──────── Data supplied ────────

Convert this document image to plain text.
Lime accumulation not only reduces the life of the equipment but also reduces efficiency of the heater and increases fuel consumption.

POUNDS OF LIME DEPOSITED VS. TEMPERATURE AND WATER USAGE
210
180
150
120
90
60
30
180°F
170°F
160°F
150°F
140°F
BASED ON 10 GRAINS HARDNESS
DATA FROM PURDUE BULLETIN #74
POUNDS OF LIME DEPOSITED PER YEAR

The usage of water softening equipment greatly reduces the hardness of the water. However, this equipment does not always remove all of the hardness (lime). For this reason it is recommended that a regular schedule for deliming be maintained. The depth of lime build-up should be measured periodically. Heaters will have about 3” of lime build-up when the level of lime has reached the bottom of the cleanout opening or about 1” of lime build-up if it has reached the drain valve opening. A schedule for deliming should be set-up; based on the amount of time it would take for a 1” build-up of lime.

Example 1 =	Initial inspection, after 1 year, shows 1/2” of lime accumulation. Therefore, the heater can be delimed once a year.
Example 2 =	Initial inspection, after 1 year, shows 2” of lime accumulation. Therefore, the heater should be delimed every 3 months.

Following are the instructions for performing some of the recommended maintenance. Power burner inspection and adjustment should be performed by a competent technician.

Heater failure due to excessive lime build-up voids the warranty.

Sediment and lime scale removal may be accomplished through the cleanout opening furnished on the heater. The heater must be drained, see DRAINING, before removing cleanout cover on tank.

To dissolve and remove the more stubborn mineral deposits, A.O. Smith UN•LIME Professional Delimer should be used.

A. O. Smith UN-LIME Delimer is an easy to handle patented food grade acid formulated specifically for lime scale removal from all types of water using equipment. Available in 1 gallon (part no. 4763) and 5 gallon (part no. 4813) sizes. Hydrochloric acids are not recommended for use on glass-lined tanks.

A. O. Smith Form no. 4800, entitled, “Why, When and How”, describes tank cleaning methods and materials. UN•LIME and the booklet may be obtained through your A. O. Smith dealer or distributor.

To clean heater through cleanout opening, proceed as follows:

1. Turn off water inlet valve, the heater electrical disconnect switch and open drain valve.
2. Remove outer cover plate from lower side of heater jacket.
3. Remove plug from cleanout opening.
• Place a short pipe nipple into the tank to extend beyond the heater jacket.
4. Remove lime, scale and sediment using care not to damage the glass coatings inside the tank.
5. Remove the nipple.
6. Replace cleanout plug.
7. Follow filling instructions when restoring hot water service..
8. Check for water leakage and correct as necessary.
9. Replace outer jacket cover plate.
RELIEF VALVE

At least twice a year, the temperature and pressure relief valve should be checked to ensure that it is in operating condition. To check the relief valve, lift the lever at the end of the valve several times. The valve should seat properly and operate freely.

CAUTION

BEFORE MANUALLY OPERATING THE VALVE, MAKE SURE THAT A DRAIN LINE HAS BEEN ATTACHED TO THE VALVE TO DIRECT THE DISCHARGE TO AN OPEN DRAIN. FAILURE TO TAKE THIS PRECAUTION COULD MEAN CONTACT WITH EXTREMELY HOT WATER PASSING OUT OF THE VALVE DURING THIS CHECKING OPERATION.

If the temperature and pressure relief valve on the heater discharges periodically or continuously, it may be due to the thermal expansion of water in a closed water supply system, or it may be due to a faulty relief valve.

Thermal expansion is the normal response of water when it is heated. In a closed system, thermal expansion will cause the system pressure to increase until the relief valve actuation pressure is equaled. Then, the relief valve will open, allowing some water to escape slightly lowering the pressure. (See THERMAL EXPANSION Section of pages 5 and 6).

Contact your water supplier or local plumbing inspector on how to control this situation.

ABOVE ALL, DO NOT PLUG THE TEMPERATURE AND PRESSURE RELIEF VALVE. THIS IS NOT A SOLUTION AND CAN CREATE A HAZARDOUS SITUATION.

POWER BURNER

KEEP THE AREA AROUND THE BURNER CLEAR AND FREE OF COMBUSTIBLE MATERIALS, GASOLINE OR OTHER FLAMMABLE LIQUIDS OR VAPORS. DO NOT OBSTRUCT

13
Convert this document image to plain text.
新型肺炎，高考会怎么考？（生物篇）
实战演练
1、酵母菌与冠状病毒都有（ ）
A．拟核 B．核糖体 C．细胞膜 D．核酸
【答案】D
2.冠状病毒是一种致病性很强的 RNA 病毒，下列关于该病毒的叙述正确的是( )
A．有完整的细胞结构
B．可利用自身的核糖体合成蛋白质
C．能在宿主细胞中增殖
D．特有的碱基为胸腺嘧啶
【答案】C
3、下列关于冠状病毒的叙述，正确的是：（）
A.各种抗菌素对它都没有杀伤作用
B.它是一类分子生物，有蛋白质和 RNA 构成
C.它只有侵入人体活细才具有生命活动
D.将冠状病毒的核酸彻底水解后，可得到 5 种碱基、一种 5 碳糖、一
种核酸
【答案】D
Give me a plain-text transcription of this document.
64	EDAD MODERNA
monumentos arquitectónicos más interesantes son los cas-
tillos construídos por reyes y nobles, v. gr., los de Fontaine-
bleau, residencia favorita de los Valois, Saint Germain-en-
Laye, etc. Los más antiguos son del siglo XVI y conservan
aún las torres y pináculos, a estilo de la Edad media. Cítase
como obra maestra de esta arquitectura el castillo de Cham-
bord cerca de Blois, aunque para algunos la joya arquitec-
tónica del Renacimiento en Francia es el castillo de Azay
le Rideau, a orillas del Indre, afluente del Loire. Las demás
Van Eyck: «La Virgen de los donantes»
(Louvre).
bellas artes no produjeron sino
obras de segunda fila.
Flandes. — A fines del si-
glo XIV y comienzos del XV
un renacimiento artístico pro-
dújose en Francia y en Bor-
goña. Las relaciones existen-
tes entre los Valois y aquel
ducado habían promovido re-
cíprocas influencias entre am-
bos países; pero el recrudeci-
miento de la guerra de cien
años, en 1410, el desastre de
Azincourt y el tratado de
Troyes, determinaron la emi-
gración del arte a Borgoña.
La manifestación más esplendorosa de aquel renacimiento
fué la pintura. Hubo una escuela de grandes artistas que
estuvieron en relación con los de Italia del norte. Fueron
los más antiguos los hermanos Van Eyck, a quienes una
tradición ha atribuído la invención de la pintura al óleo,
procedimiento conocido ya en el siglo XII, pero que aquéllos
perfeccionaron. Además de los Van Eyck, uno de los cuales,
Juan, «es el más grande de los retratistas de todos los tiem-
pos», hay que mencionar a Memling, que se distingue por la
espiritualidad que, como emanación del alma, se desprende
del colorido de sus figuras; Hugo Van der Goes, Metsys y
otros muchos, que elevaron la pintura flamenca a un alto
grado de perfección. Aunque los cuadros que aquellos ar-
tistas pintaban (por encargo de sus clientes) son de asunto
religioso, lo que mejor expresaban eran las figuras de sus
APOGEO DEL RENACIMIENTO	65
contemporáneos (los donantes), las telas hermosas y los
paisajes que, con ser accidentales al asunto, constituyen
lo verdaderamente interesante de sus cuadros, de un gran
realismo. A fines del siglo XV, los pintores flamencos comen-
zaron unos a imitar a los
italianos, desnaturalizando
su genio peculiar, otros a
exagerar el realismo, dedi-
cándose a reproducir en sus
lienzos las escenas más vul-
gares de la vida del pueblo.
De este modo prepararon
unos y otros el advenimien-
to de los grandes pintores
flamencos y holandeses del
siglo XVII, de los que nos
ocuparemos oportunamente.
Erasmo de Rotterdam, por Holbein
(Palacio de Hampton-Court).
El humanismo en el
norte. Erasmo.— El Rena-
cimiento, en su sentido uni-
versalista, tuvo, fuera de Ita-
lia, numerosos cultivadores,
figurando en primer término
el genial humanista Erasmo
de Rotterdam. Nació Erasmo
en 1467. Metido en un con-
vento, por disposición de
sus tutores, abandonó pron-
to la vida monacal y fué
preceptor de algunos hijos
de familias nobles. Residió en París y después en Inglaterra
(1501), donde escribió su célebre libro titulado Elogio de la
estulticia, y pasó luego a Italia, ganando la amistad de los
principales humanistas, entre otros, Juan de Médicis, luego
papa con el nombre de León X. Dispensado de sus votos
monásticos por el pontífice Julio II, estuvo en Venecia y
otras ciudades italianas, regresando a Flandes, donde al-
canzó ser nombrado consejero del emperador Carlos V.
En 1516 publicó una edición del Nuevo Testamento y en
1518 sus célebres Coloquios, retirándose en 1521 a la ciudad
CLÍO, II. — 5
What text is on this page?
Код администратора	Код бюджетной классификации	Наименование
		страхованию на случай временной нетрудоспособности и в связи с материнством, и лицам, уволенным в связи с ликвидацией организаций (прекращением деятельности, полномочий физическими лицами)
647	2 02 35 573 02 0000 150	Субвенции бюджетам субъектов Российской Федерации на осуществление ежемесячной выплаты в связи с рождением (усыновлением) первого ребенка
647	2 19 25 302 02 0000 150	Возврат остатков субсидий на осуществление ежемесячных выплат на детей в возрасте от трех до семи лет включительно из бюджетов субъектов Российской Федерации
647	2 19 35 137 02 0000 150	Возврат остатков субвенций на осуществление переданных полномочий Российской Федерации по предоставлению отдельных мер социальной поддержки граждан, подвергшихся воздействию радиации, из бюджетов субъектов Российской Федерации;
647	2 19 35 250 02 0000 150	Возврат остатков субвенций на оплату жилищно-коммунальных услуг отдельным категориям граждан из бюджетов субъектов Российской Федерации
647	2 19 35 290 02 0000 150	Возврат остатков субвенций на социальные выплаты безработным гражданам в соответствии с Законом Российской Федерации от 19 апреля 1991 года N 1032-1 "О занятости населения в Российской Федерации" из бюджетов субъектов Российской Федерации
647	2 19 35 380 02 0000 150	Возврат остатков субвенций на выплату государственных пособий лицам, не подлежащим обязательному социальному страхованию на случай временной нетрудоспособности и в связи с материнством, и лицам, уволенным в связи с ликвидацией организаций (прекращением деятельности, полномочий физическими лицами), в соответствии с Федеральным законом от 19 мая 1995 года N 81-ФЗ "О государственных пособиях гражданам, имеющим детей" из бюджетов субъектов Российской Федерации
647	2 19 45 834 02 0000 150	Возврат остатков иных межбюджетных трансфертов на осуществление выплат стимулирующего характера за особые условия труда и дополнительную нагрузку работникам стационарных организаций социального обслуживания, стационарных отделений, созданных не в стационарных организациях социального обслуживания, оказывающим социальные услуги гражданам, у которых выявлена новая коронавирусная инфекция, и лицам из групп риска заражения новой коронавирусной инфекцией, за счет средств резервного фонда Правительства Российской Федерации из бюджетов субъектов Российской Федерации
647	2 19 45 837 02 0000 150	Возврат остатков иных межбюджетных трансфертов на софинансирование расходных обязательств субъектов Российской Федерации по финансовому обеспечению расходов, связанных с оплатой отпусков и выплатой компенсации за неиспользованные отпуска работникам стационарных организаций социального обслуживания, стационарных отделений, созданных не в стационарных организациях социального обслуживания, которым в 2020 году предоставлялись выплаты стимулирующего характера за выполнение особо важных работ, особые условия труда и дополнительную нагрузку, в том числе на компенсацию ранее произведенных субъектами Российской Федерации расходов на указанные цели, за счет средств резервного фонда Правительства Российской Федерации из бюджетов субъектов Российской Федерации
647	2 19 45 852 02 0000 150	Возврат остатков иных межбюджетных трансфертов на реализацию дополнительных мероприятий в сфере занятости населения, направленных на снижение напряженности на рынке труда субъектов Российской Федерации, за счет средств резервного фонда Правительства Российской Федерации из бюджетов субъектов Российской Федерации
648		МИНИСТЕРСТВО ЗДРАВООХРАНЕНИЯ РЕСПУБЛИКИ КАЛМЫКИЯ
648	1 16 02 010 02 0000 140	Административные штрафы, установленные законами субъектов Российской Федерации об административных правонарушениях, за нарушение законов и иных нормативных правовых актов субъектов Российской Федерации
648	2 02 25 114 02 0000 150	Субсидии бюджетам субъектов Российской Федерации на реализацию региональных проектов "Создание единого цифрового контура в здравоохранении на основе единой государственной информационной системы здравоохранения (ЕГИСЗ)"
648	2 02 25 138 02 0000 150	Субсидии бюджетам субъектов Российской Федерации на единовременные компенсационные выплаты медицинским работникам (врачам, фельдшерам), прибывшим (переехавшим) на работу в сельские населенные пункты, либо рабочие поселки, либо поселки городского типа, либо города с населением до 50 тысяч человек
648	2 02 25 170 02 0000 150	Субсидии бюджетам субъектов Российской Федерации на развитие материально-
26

────────

Objective = Pick out every line with the string "Francia" and copy it.

In response =
tónica del Renacimiento en Francia es el castillo de Azay
dújose en Francia y en Bor-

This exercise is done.